**WHAT IS NEEDED:**
Copy out lines with the word "своей" from the material that follows.

**MATERIAL FOR THIS TASK:**
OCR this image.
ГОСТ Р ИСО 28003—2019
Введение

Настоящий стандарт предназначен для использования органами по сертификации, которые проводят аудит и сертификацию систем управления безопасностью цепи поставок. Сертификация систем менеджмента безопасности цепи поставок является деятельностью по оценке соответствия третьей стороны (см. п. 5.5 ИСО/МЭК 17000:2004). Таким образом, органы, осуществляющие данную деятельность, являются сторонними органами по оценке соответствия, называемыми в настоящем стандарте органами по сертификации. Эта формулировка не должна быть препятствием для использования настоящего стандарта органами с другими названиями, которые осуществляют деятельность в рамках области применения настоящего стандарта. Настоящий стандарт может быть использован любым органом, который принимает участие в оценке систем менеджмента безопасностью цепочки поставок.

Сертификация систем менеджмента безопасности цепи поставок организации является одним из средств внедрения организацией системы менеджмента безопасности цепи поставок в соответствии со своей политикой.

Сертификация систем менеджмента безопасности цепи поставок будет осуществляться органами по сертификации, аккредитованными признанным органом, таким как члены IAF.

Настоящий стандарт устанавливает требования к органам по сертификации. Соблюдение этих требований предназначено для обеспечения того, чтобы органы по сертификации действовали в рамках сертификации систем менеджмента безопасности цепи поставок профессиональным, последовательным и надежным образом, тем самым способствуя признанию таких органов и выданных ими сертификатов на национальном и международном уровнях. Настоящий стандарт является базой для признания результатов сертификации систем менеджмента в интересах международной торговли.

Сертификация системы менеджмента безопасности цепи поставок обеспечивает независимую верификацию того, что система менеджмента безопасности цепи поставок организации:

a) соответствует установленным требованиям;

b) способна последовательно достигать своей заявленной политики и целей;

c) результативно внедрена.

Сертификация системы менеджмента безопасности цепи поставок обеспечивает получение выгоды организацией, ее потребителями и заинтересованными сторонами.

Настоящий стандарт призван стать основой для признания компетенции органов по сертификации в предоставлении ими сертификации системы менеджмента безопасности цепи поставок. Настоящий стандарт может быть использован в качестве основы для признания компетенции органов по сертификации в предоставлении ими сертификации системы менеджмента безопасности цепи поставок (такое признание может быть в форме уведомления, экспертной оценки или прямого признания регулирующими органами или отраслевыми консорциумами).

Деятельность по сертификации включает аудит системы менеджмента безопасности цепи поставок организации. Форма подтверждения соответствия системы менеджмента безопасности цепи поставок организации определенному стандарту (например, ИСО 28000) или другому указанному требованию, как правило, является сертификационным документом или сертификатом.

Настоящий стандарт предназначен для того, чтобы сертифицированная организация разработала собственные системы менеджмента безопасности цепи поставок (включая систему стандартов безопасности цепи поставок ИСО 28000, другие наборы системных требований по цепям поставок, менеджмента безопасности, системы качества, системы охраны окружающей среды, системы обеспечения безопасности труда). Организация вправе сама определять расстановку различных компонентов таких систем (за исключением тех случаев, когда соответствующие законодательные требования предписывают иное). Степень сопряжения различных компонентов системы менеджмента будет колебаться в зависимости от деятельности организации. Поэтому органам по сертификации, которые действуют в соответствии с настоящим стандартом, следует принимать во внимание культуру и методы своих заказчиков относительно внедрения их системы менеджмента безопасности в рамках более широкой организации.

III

...

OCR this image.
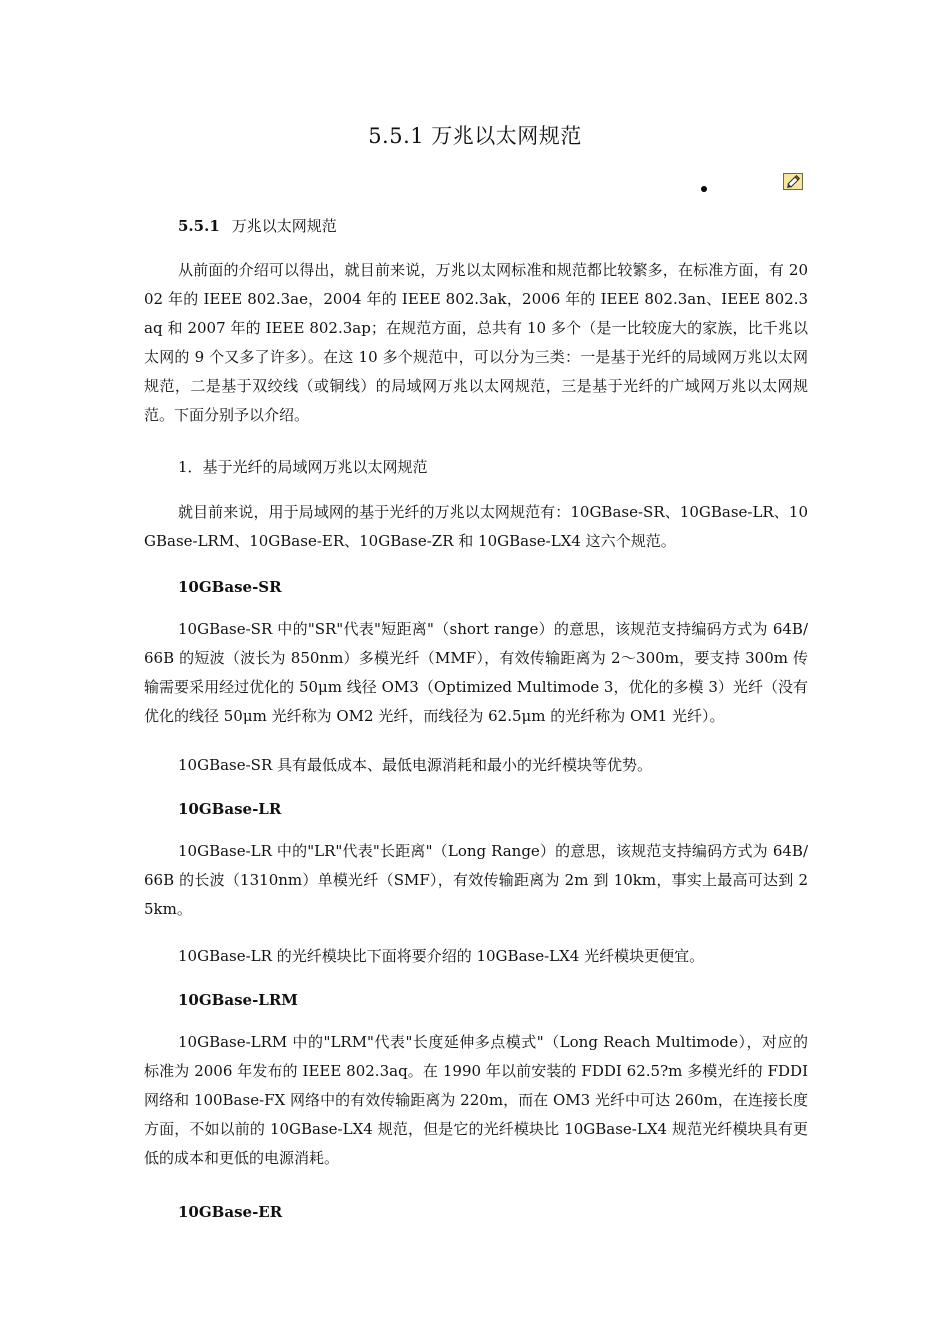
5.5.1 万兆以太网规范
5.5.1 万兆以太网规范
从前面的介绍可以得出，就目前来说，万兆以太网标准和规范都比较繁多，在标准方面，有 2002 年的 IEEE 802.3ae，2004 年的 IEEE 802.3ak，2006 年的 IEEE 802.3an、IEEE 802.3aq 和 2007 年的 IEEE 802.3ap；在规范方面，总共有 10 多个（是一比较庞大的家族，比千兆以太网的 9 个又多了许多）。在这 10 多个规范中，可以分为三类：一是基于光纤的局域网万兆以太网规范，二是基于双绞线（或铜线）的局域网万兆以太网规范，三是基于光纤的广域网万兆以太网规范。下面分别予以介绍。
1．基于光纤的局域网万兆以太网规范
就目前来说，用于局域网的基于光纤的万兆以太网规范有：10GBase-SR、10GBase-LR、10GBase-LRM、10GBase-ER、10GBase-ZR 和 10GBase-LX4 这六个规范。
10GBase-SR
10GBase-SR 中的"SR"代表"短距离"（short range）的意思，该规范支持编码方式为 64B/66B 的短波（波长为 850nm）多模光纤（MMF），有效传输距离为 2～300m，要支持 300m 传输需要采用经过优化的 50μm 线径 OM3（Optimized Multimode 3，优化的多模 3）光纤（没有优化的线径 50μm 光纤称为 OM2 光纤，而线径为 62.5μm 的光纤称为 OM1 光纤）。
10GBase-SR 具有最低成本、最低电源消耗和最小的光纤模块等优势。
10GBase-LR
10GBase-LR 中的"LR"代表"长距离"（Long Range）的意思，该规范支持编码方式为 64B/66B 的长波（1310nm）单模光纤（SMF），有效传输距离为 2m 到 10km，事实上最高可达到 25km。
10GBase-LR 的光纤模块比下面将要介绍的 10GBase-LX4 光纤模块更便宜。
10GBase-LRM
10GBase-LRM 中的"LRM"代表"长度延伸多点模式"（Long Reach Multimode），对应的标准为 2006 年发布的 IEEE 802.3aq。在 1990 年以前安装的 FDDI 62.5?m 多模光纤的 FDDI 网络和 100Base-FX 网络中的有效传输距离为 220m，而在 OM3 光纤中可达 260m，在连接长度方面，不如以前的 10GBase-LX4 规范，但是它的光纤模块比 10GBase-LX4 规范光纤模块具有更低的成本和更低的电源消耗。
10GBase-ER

**TASK RESPONSE:**
Сертификация систем менеджмента безопасности цепи поставок организации является одним из средств внедрения организацией системы менеджмента безопасности цепи поставок в соответствии со своей политикой.
b) способна последовательно достигать своей заявленной политики и целей;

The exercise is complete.